%%

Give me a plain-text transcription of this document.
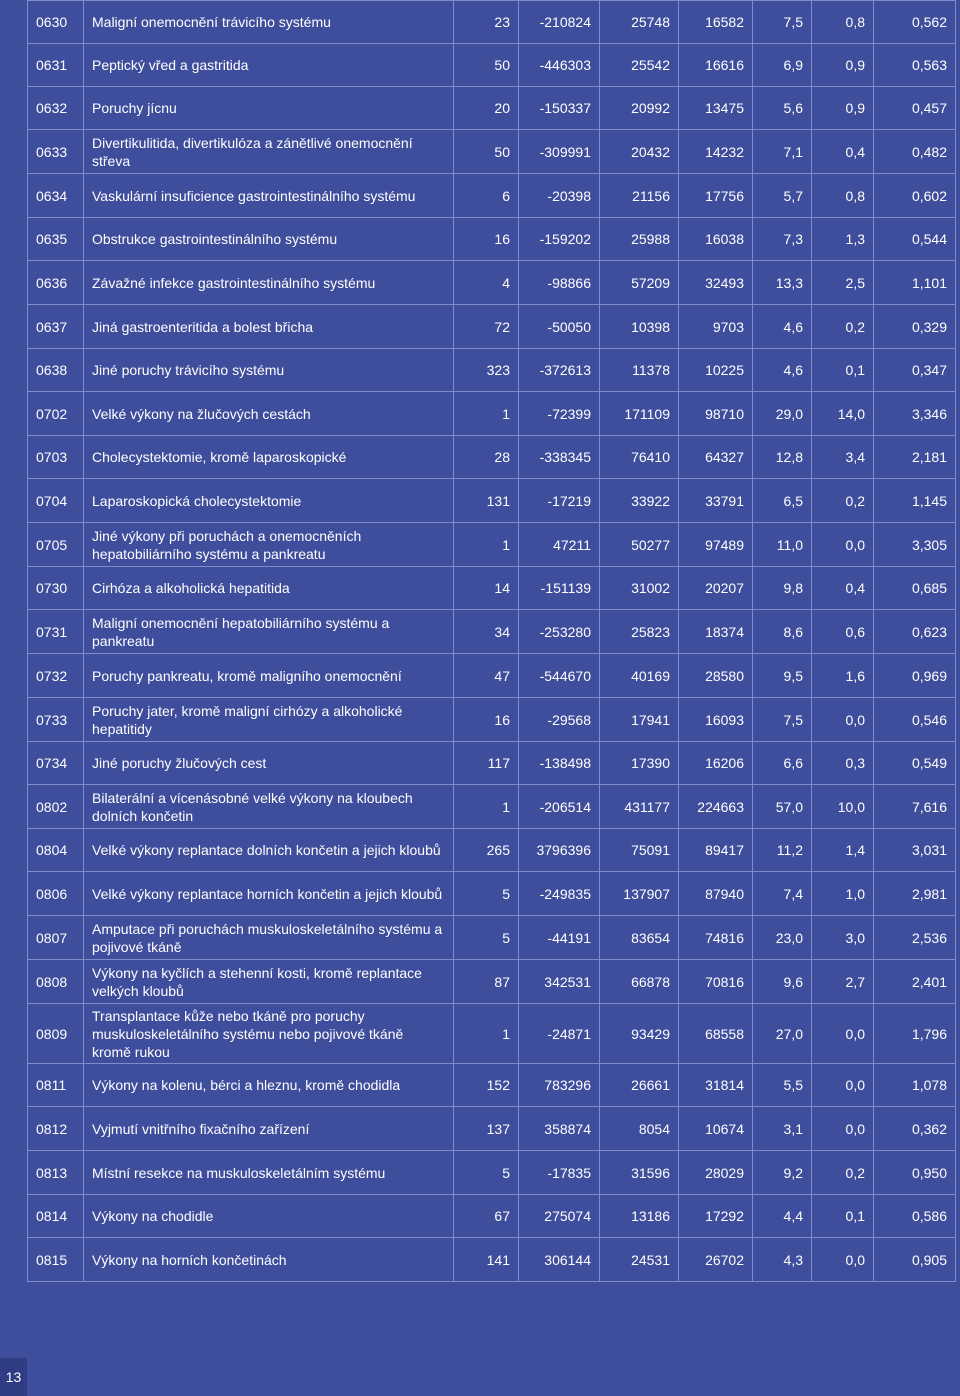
0630	Maligní onemocnění trávicího systému	23	-210824	25748	16582	7,5	0,8	0,562
0631	Peptický vřed a gastritida	50	-446303	25542	16616	6,9	0,9	0,563
0632	Poruchy jícnu	20	-150337	20992	13475	5,6	0,9	0,457
0633	Divertikulitida, divertikulóza a zánětlivé onemocnění střeva	50	-309991	20432	14232	7,1	0,4	0,482
0634	Vaskulární insuficience gastrointestinálního systému	6	-20398	21156	17756	5,7	0,8	0,602
0635	Obstrukce gastrointestinálního systému	16	-159202	25988	16038	7,3	1,3	0,544
0636	Závažné infekce gastrointestinálního systému	4	-98866	57209	32493	13,3	2,5	1,101
0637	Jiná gastroenteritida a bolest břicha	72	-50050	10398	9703	4,6	0,2	0,329
0638	Jiné poruchy trávicího systému	323	-372613	11378	10225	4,6	0,1	0,347
0702	Velké výkony na žlučových cestách	1	-72399	171109	98710	29,0	14,0	3,346
0703	Cholecystektomie, kromě laparoskopické	28	-338345	76410	64327	12,8	3,4	2,181
0704	Laparoskopická cholecystektomie	131	-17219	33922	33791	6,5	0,2	1,145
0705	Jiné výkony při poruchách a onemocněních hepatobiliárního systému a pankreatu	1	47211	50277	97489	11,0	0,0	3,305
0730	Cirhóza a alkoholická hepatitida	14	-151139	31002	20207	9,8	0,4	0,685
0731	Maligní onemocnění hepatobiliárního systému a pankreatu	34	-253280	25823	18374	8,6	0,6	0,623
0732	Poruchy pankreatu, kromě maligního onemocnění	47	-544670	40169	28580	9,5	1,6	0,969
0733	Poruchy jater, kromě maligní cirhózy a alkoholické hepatitidy	16	-29568	17941	16093	7,5	0,0	0,546
0734	Jiné poruchy žlučových cest	117	-138498	17390	16206	6,6	0,3	0,549
0802	Bilaterální a vícenásobné velké výkony na kloubech dolních končetin	1	-206514	431177	224663	57,0	10,0	7,616
0804	Velké výkony replantace dolních končetin a jejich kloubů	265	3796396	75091	89417	11,2	1,4	3,031
0806	Velké výkony replantace horních končetin a jejich kloubů	5	-249835	137907	87940	7,4	1,0	2,981
0807	Amputace při poruchách muskuloskeletálního systému a pojivové tkáně	5	-44191	83654	74816	23,0	3,0	2,536
0808	Výkony na kyčlích a stehenní kosti, kromě replantace velkých kloubů	87	342531	66878	70816	9,6	2,7	2,401
0809	Transplantace kůže nebo tkáně pro poruchy muskuloskeletálního systému nebo pojivové tkáně kromě rukou	1	-24871	93429	68558	27,0	0,0	1,796
0811	Výkony na kolenu, bérci a hleznu, kromě chodidla	152	783296	26661	31814	5,5	0,0	1,078
0812	Vyjmutí vnitřního fixačního zařízení	137	358874	8054	10674	3,1	0,0	0,362
0813	Místní resekce na muskuloskeletálním systému	5	-17835	31596	28029	9,2	0,2	0,950
0814	Výkony na chodidle	67	275074	13186	17292	4,4	0,1	0,586
0815	Výkony na horních končetinách	141	306144	24531	26702	4,3	0,0	0,905
13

%%

● Exercise goal
Copy out each line in the preceding records that contains "systému".

● Output below
0630	Maligní onemocnění trávicího systému	23	-210824	25748	16582	7,5	0,8	0,562
0634	Vaskulární insuficience gastrointestinálního systému	6	-20398	21156	17756	5,7	0,8	0,602
0635	Obstrukce gastrointestinálního systému	16	-159202	25988	16038	7,3	1,3	0,544
0636	Závažné infekce gastrointestinálního systému	4	-98866	57209	32493	13,3	2,5	1,101
0638	Jiné poruchy trávicího systému	323	-372613	11378	10225	4,6	0,1	0,347
0705	Jiné výkony při poruchách a onemocněních hepatobiliárního systému a pankreatu	1	47211	50277	97489	11,0	0,0	3,305
0731	Maligní onemocnění hepatobiliárního systému a pankreatu	34	-253280	25823	18374	8,6	0,6	0,623
0807	Amputace při poruchách muskuloskeletálního systému a pojivové tkáně	5	-44191	83654	74816	23,0	3,0	2,536
0809	Transplantace kůže nebo tkáně pro poruchy muskuloskeletálního systému nebo pojivové tkáně kromě rukou	1	-24871	93429	68558	27,0	0,0	1,796
0813	Místní resekce na muskuloskeletálním systému	5	-17835	31596	28029	9,2	0,2	0,950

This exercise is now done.